GOAL OF THE EXERCISE
Find every line with the word "美式键盘" and report how many there are, without any other text.

:: RECORD LIST ::

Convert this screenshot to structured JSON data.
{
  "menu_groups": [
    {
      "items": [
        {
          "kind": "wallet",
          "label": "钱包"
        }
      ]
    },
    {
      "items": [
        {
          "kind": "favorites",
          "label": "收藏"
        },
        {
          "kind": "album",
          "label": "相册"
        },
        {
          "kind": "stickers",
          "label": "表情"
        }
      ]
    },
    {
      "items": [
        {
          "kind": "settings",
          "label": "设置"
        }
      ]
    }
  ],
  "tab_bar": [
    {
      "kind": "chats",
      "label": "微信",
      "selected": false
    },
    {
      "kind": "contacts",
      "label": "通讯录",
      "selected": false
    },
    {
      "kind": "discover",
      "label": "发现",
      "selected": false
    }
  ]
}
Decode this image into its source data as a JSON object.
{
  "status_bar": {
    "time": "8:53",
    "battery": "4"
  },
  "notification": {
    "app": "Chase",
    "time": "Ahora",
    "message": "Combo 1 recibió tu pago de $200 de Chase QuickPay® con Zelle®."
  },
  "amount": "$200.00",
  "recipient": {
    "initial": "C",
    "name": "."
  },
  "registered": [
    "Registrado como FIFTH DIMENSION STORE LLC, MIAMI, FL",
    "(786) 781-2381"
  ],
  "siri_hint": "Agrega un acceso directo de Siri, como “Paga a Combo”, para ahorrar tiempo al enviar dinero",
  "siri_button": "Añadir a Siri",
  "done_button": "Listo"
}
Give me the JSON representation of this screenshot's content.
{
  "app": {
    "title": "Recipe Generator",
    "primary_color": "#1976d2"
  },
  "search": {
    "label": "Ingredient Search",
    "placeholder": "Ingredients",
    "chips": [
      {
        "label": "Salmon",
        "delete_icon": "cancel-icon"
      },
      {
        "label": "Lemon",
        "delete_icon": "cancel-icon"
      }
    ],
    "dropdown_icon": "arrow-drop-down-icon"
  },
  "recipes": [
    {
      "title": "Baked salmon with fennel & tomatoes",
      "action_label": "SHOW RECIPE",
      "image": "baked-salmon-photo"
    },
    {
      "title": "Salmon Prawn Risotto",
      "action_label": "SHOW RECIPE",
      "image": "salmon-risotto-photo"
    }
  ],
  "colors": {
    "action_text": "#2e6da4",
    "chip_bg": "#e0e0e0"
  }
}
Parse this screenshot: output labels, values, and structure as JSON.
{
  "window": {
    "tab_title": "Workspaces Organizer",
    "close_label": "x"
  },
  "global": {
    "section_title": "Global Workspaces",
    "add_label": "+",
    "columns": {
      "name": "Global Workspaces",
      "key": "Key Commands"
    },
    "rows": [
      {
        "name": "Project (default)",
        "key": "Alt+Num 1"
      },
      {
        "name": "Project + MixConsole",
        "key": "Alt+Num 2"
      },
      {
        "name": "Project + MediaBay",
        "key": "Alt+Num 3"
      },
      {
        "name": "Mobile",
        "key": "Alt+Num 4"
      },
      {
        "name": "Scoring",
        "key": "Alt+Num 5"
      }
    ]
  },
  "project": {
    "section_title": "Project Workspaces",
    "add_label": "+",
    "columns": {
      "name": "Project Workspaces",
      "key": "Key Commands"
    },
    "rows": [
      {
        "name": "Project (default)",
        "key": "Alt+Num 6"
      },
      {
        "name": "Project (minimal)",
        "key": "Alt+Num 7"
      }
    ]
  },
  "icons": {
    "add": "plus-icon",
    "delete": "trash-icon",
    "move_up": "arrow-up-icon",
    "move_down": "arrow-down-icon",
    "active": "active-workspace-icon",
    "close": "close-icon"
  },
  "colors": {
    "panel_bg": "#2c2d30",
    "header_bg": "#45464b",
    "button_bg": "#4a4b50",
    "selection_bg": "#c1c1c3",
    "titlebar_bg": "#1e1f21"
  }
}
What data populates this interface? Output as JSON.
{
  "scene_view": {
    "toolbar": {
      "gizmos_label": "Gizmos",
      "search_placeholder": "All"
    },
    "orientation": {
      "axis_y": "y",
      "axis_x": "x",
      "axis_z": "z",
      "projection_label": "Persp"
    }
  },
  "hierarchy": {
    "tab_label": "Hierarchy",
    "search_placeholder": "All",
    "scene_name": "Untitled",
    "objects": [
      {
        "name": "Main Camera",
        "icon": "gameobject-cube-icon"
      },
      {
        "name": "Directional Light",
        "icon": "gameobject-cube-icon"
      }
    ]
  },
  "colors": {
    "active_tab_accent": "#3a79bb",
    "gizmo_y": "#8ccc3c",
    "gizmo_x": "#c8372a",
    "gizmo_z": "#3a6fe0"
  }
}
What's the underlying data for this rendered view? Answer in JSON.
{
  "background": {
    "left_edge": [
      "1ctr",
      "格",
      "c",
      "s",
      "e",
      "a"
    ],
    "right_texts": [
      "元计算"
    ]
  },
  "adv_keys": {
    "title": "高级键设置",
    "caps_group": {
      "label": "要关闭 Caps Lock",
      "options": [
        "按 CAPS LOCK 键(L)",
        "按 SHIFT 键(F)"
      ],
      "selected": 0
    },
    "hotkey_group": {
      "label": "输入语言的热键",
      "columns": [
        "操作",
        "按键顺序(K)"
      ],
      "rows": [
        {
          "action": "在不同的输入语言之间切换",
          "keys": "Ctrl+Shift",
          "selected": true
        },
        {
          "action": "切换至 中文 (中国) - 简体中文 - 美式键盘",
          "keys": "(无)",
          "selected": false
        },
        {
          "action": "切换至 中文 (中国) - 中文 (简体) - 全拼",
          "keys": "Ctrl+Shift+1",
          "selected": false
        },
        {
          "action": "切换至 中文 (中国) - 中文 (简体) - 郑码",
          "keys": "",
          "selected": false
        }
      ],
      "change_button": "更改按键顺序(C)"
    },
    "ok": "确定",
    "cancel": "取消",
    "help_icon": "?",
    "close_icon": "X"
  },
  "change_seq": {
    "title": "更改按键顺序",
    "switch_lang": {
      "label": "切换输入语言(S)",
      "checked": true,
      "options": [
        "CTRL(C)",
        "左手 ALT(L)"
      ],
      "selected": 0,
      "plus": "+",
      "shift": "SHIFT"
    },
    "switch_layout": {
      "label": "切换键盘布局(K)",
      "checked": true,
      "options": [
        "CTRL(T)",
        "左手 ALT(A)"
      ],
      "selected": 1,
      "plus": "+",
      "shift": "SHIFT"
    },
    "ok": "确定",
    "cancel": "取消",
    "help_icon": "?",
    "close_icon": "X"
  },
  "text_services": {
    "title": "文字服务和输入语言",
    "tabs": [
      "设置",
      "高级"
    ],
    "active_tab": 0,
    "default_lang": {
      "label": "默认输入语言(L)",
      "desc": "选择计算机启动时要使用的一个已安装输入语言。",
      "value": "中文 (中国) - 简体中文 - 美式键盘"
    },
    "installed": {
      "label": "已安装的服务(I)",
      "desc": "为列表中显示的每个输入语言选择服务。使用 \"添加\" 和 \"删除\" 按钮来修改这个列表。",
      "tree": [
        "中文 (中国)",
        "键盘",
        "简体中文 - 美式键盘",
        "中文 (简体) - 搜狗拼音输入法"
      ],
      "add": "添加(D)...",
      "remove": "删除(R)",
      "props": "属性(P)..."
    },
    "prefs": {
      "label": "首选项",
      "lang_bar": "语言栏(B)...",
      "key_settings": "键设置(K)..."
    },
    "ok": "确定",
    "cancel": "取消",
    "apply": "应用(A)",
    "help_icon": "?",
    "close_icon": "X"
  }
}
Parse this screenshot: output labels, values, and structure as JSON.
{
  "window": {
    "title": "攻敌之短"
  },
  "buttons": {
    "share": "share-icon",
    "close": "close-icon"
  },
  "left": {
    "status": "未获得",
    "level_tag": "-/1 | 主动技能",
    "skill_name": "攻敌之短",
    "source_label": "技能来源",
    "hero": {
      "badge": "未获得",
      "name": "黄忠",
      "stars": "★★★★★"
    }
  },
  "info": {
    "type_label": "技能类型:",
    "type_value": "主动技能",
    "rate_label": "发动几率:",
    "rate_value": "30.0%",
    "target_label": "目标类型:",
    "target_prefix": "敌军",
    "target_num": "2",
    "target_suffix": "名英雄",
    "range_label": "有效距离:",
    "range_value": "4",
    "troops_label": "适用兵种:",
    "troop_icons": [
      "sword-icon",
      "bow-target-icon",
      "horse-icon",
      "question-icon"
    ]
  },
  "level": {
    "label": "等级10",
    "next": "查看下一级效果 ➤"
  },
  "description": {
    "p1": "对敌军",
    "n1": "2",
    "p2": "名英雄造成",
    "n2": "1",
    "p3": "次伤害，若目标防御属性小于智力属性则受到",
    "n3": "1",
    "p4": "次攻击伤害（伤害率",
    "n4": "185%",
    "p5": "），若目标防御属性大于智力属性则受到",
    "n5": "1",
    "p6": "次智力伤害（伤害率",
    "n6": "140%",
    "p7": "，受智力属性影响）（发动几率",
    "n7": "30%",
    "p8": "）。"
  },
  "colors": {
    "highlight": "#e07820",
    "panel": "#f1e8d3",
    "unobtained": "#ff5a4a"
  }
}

:::

REPLY
3